§ **Given instruction**: Reproduce the listing below line for line, unchanged, leaving out the pictures.
▼
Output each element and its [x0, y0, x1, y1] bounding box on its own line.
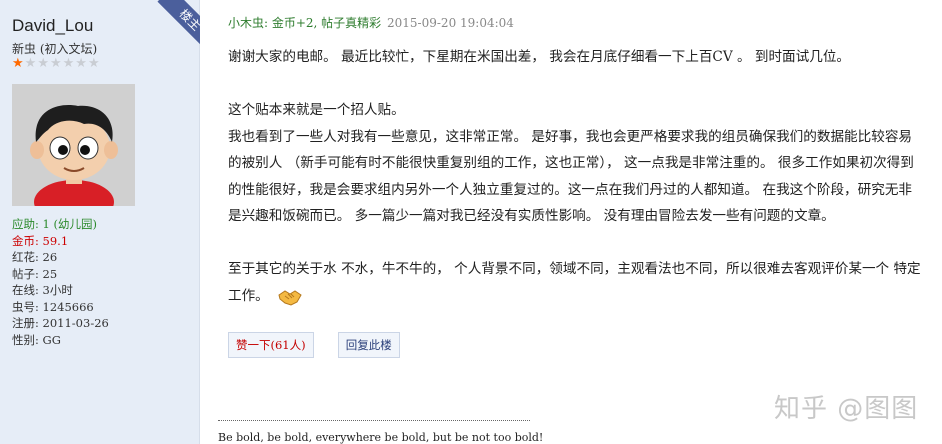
- post-line: 至于其它的关于水 不水，牛不牛的， 个人背景不同，领域不同，主观看法也不同，所以…: [228, 261, 921, 277]
- star-filled-icon: ★: [12, 56, 25, 71]
- signature: Be bold, be bold, everywhere be bold, bu…: [218, 431, 544, 444]
- stat-yingzhu: 应助: 1 (幼儿园): [12, 217, 97, 231]
- post-timestamp: 2015-09-20 19:04:04: [387, 16, 514, 30]
- reply-button[interactable]: 回复此楼: [337, 332, 400, 358]
- stat-online: 在线: 3小时: [12, 283, 73, 297]
- author-panel: 楼主 David_Lou 新虫 (初入文坛) ★★★★★★★ 应助: 1 (幼儿…: [0, 0, 200, 444]
- star-empty-icon: ★: [75, 56, 88, 71]
- avatar-image: [12, 84, 135, 206]
- post-line: 我也看到了一些人对我有一些意见，这非常正常。 是好事，我也会更严格要求我的组员确…: [228, 128, 913, 145]
- rank-title: 新虫 (初入文坛): [12, 42, 98, 56]
- star-empty-icon: ★: [49, 56, 63, 71]
- stat-posts: 帖子: 25: [12, 266, 58, 281]
- post-line: 的被别人 （新手可能有时不能很快重复别组的工作，这也正常）， 这一点我是非常注重…: [228, 155, 914, 171]
- avatar[interactable]: [12, 84, 135, 206]
- post-last-text: 工作。: [228, 287, 269, 304]
- post-actions: 赞一下(61人) 回复此楼: [228, 332, 400, 358]
- post-line: 的性能很好，我是会要求组内另外一个人独立重复过的。这一点在我们丹过的人都知道。 …: [228, 181, 913, 198]
- username[interactable]: David_Lou: [12, 16, 93, 36]
- post-meta-reward: 小木虫: 金币+2, 帖子真精彩: [228, 16, 382, 30]
- floor-tag: 楼主: [157, 0, 200, 50]
- post-body: 谢谢大家的电邮。 最近比较忙，下星期在米国出差， 我会在月底仔细看一下上百CV …: [228, 44, 940, 309]
- watermark: 知乎 @图图: [774, 394, 919, 424]
- post-line: 是兴趣和饭碗而已。 多一篇少一篇对我已经没有实质性影响。 没有理由冒险去发一些有…: [228, 208, 835, 224]
- signature-divider: [218, 420, 530, 421]
- handshake-icon: [277, 285, 303, 307]
- post-line: 谢谢大家的电邮。 最近比较忙，下星期在米国出差， 我会在月底仔细看一下上百CV …: [228, 49, 851, 65]
- stat-coins: 金币: 59.1: [12, 233, 69, 248]
- star-empty-icon: ★: [37, 56, 50, 71]
- stat-registered: 注册: 2011-03-26: [12, 316, 109, 330]
- stat-flowers: 红花: 26: [12, 250, 58, 264]
- post-last-line: 工作。: [228, 283, 940, 310]
- like-button[interactable]: 赞一下(61人): [228, 332, 314, 358]
- floor-ribbon: 楼主: [150, 0, 200, 50]
- stat-gender: 性别: GG: [12, 332, 61, 347]
- author-stats: 应助: 1 (幼儿园) 金币: 59.1 红花: 26 帖子: 25 在线: 3…: [12, 216, 109, 348]
- post-line: 这个贴本来就是一个招人贴。: [228, 102, 405, 118]
- star-empty-icon: ★: [62, 56, 76, 71]
- stat-uid: 虫号: 1245666: [12, 299, 94, 314]
- star-empty-icon: ★: [87, 56, 101, 71]
- star-empty-icon: ★: [24, 56, 38, 71]
- rating-stars: ★★★★★★★: [12, 56, 101, 71]
- post-meta: 小木虫: 金币+2, 帖子真精彩 2015-09-20 19:04:04: [228, 14, 514, 31]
▲
§ **Task result**:
Output each element and its [x0, y0, x1, y1] bounding box on its own line.
- post-line: 至于其它的关于水 不水，牛不牛的， 个人背景不同，领域不同，主观看法也不同，所以…: [228, 261, 921, 277]
- star-filled-icon: ★: [12, 56, 25, 71]
- signature: Be bold, be bold, everywhere be bold, bu…: [218, 431, 544, 444]
- stat-yingzhu: 应助: 1 (幼儿园): [12, 217, 97, 231]
- post-timestamp: 2015-09-20 19:04:04: [387, 16, 514, 30]
- reply-button[interactable]: 回复此楼: [337, 332, 400, 358]
- stat-online: 在线: 3小时: [12, 283, 73, 297]
- author-panel: 楼主 David_Lou 新虫 (初入文坛) ★★★★★★★ 应助: 1 (幼儿…: [0, 0, 200, 444]
- star-empty-icon: ★: [75, 56, 88, 71]
- avatar-image: [12, 84, 135, 206]
- post-line: 我也看到了一些人对我有一些意见，这非常正常。 是好事，我也会更严格要求我的组员确…: [228, 128, 913, 145]
- rank-title: 新虫 (初入文坛): [12, 42, 98, 56]
- star-empty-icon: ★: [49, 56, 63, 71]
- stat-posts: 帖子: 25: [12, 266, 58, 281]
- post-line: 的被别人 （新手可能有时不能很快重复别组的工作，这也正常）， 这一点我是非常注重…: [228, 155, 914, 171]
- avatar[interactable]: [12, 84, 135, 206]
- post-last-text: 工作。: [228, 287, 269, 304]
- post-actions: 赞一下(61人) 回复此楼: [228, 332, 400, 358]
- post-line: 的性能很好，我是会要求组内另外一个人独立重复过的。这一点在我们丹过的人都知道。 …: [228, 181, 913, 198]
- username[interactable]: David_Lou: [12, 16, 93, 36]
- post-meta-reward: 小木虫: 金币+2, 帖子真精彩: [228, 16, 382, 30]
- floor-tag: 楼主: [157, 0, 200, 50]
- post-body: 谢谢大家的电邮。 最近比较忙，下星期在米国出差， 我会在月底仔细看一下上百CV …: [228, 44, 940, 309]
- watermark: 知乎 @图图: [774, 394, 919, 424]
- post-line: 是兴趣和饭碗而已。 多一篇少一篇对我已经没有实质性影响。 没有理由冒险去发一些有…: [228, 208, 835, 224]
- signature-divider: [218, 420, 530, 421]
- handshake-icon: [277, 285, 303, 307]
- post-line: 谢谢大家的电邮。 最近比较忙，下星期在米国出差， 我会在月底仔细看一下上百CV …: [228, 49, 851, 65]
- stat-coins: 金币: 59.1: [12, 233, 69, 248]
- star-empty-icon: ★: [37, 56, 50, 71]
- stat-registered: 注册: 2011-03-26: [12, 316, 109, 330]
- stat-flowers: 红花: 26: [12, 250, 58, 264]
- post-last-line: 工作。: [228, 283, 940, 310]
- like-button[interactable]: 赞一下(61人): [228, 332, 314, 358]
- floor-ribbon: 楼主: [150, 0, 200, 50]
- stat-gender: 性别: GG: [12, 332, 61, 347]
- author-stats: 应助: 1 (幼儿园) 金币: 59.1 红花: 26 帖子: 25 在线: 3…: [12, 216, 109, 348]
- post-line: 这个贴本来就是一个招人贴。: [228, 102, 405, 118]
- star-empty-icon: ★: [62, 56, 76, 71]
- stat-uid: 虫号: 1245666: [12, 299, 94, 314]
- star-empty-icon: ★: [87, 56, 101, 71]
- star-empty-icon: ★: [24, 56, 38, 71]
- rating-stars: ★★★★★★★: [12, 56, 101, 71]
- post-meta: 小木虫: 金币+2, 帖子真精彩 2015-09-20 19:04:04: [228, 14, 514, 31]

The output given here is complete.